(Figure record extracts)
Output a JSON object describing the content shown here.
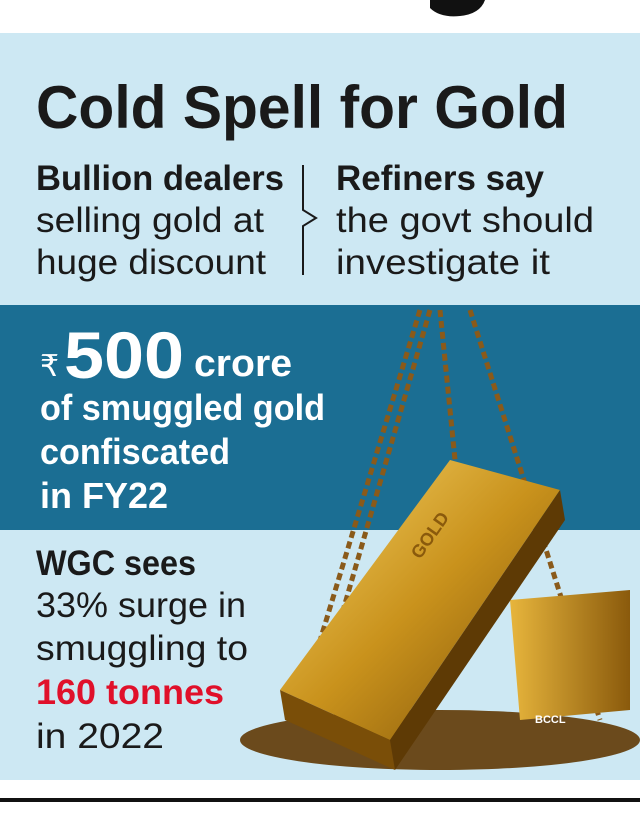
{
  "header": {
    "title": "Cold Spell for Gold"
  },
  "left": {
    "heading": "Bullion dealers",
    "lines": [
      "selling gold at",
      "huge discount"
    ]
  },
  "right": {
    "heading": "Refiners say",
    "lines": [
      "the govt should",
      "investigate it"
    ]
  },
  "band": {
    "currency": "₹",
    "amount": "500",
    "unit": "crore",
    "lines": [
      "of smuggled gold",
      "confiscated",
      "in FY22"
    ]
  },
  "footer": {
    "heading": "WGC sees",
    "lines": [
      "33% surge in",
      "smuggling to"
    ],
    "highlight": "160 tonnes",
    "tail": "in 2022"
  },
  "credit": "BCCL"
}
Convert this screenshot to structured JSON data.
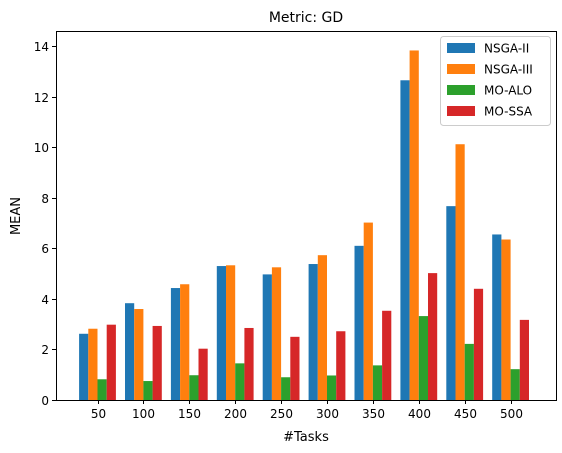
{
  "chart_data": {
    "type": "bar",
    "title": "Metric: GD",
    "xlabel": "#Tasks",
    "ylabel": "MEAN",
    "categories": [
      "50",
      "100",
      "150",
      "200",
      "250",
      "300",
      "350",
      "400",
      "450",
      "500"
    ],
    "ylim": [
      0,
      14.6
    ],
    "yticks": [
      0,
      2,
      4,
      6,
      8,
      10,
      12,
      14
    ],
    "grid": false,
    "legend_position": "top-right",
    "series": [
      {
        "name": "NSGA-II",
        "color": "#1f77b4",
        "values": [
          2.62,
          3.83,
          4.43,
          5.3,
          4.97,
          5.38,
          6.1,
          12.65,
          7.67,
          6.55
        ]
      },
      {
        "name": "NSGA-III",
        "color": "#ff7f0e",
        "values": [
          2.82,
          3.6,
          4.58,
          5.33,
          5.25,
          5.73,
          7.02,
          13.83,
          10.12,
          6.35
        ]
      },
      {
        "name": "MO-ALO",
        "color": "#2ca02c",
        "values": [
          0.82,
          0.75,
          0.98,
          1.45,
          0.9,
          0.97,
          1.37,
          3.32,
          2.22,
          1.22
        ]
      },
      {
        "name": "MO-SSA",
        "color": "#d62728",
        "values": [
          2.98,
          2.93,
          2.03,
          2.85,
          2.5,
          2.72,
          3.53,
          5.02,
          4.4,
          3.17
        ]
      }
    ]
  }
}
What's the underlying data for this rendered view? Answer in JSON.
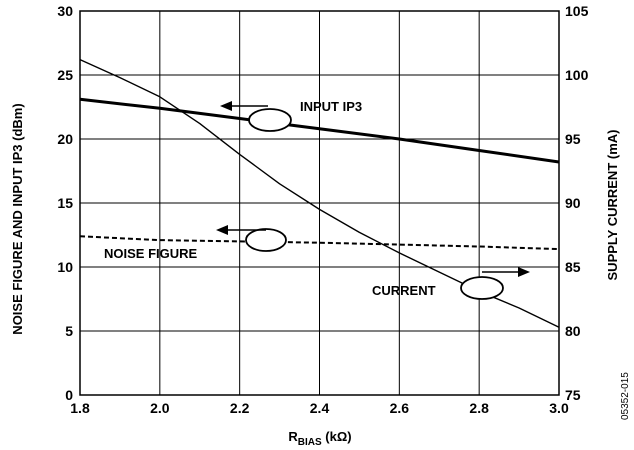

GOAL: Transcribe the records above verbatim. Do not carry over any picture.

PROBLEM SOLUTION:
Output a JSON object describing the content shown here.
{
  "header": {
    "title": "Cold Spell for Gold"
  },
  "left": {
    "heading": "Bullion dealers",
    "lines": [
      "selling gold at",
      "huge discount"
    ]
  },
  "right": {
    "heading": "Refiners say",
    "lines": [
      "the govt should",
      "investigate it"
    ]
  },
  "band": {
    "currency": "₹",
    "amount": "500",
    "unit": "crore",
    "lines": [
      "of smuggled gold",
      "confiscated",
      "in FY22"
    ]
  },
  "footer": {
    "heading": "WGC sees",
    "lines": [
      "33% surge in",
      "smuggling to"
    ],
    "highlight": "160 tonnes",
    "tail": "in 2022"
  },
  "credit": "BCCL"
}
Convert this screenshot to structured JSON data.
{
  "chart_data": {
    "type": "bar",
    "title": "Metric: GD",
    "xlabel": "#Tasks",
    "ylabel": "MEAN",
    "categories": [
      "50",
      "100",
      "150",
      "200",
      "250",
      "300",
      "350",
      "400",
      "450",
      "500"
    ],
    "ylim": [
      0,
      14.6
    ],
    "yticks": [
      0,
      2,
      4,
      6,
      8,
      10,
      12,
      14
    ],
    "grid": false,
    "legend_position": "top-right",
    "series": [
      {
        "name": "NSGA-II",
        "color": "#1f77b4",
        "values": [
          2.62,
          3.83,
          4.43,
          5.3,
          4.97,
          5.38,
          6.1,
          12.65,
          7.67,
          6.55
        ]
      },
      {
        "name": "NSGA-III",
        "color": "#ff7f0e",
        "values": [
          2.82,
          3.6,
          4.58,
          5.33,
          5.25,
          5.73,
          7.02,
          13.83,
          10.12,
          6.35
        ]
      },
      {
        "name": "MO-ALO",
        "color": "#2ca02c",
        "values": [
          0.82,
          0.75,
          0.98,
          1.45,
          0.9,
          0.97,
          1.37,
          3.32,
          2.22,
          1.22
        ]
      },
      {
        "name": "MO-SSA",
        "color": "#d62728",
        "values": [
          2.98,
          2.93,
          2.03,
          2.85,
          2.5,
          2.72,
          3.53,
          5.02,
          4.4,
          3.17
        ]
      }
    ]
  }
}
What's the underlying data for this rendered view? Answer in JSON.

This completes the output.